→ Task instructions:
Repeat the listing exactly as given, omitting every image.

→ Data tied to figure images:
Start
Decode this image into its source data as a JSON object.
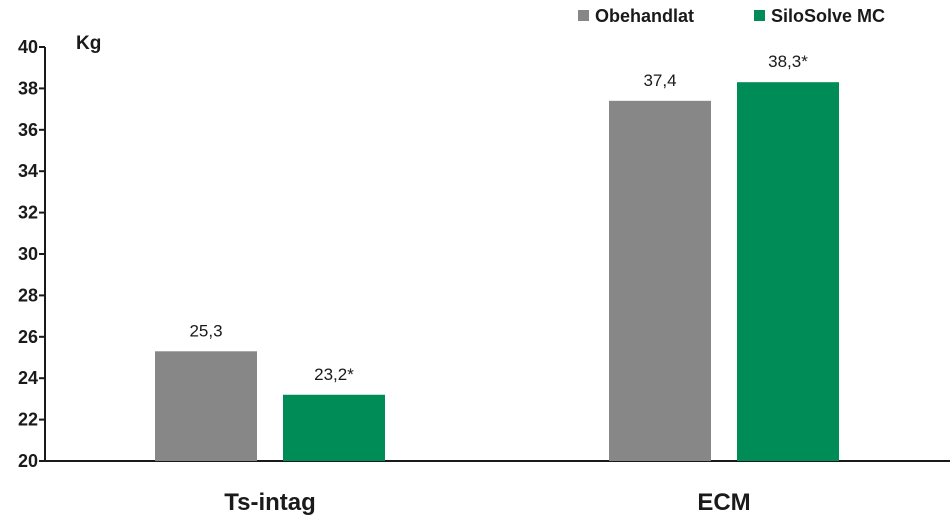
{
  "chart_data": {
    "type": "bar",
    "unit_label": "Kg",
    "categories": [
      "Ts-intag",
      "ECM"
    ],
    "ylim": [
      20,
      40
    ],
    "yticks": [
      20,
      22,
      24,
      26,
      28,
      30,
      32,
      34,
      36,
      38,
      40
    ],
    "grid": false,
    "legend_position": "top-right",
    "series": [
      {
        "name": "Obehandlat",
        "color": "#878787",
        "values": [
          25.3,
          37.4
        ],
        "labels": [
          "25,3",
          "37,4"
        ]
      },
      {
        "name": "SiloSolve MC",
        "color": "#008c57",
        "values": [
          23.2,
          38.3
        ],
        "labels": [
          "23,2*",
          "38,3*"
        ]
      }
    ]
  }
}
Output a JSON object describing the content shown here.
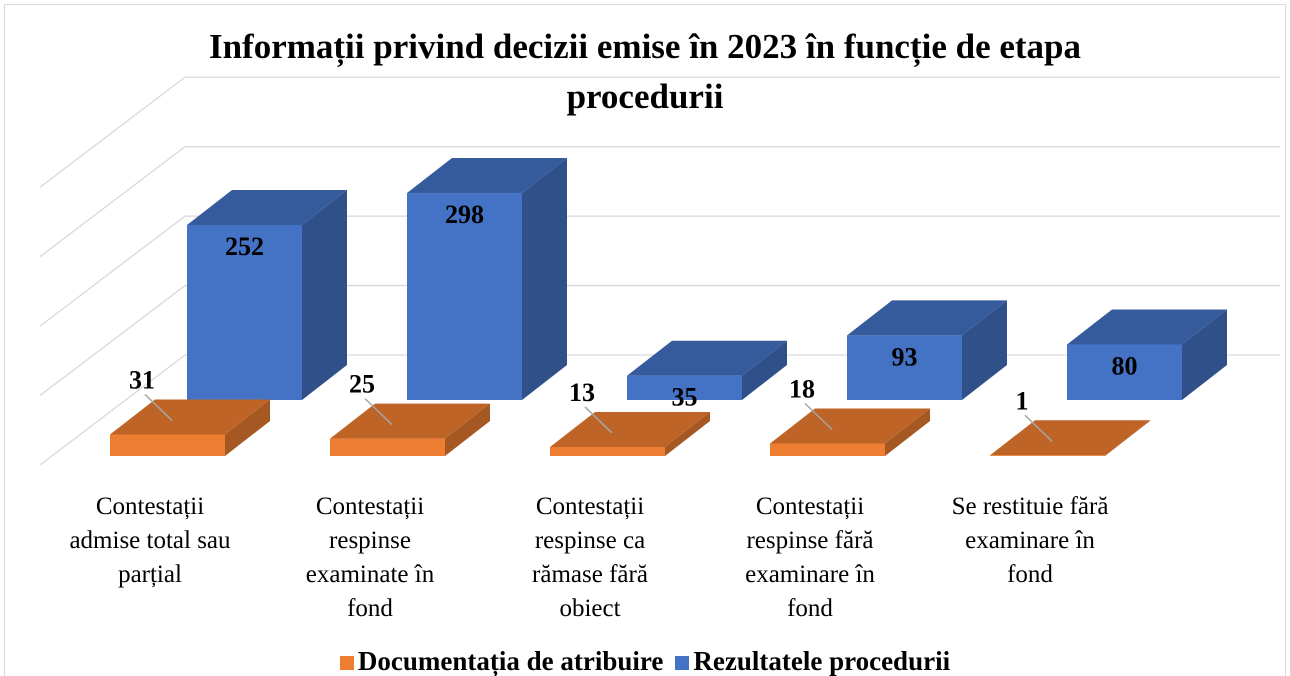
End
→ Correct output:
Decode this image into its source data as a JSON object.
{
  "chart_data": {
    "type": "bar",
    "unit_label": "Kg",
    "categories": [
      "Ts-intag",
      "ECM"
    ],
    "ylim": [
      20,
      40
    ],
    "yticks": [
      20,
      22,
      24,
      26,
      28,
      30,
      32,
      34,
      36,
      38,
      40
    ],
    "grid": false,
    "legend_position": "top-right",
    "series": [
      {
        "name": "Obehandlat",
        "color": "#878787",
        "values": [
          25.3,
          37.4
        ],
        "labels": [
          "25,3",
          "37,4"
        ]
      },
      {
        "name": "SiloSolve MC",
        "color": "#008c57",
        "values": [
          23.2,
          38.3
        ],
        "labels": [
          "23,2*",
          "38,3*"
        ]
      }
    ]
  }
}
Output a JSON object describing the content shown here.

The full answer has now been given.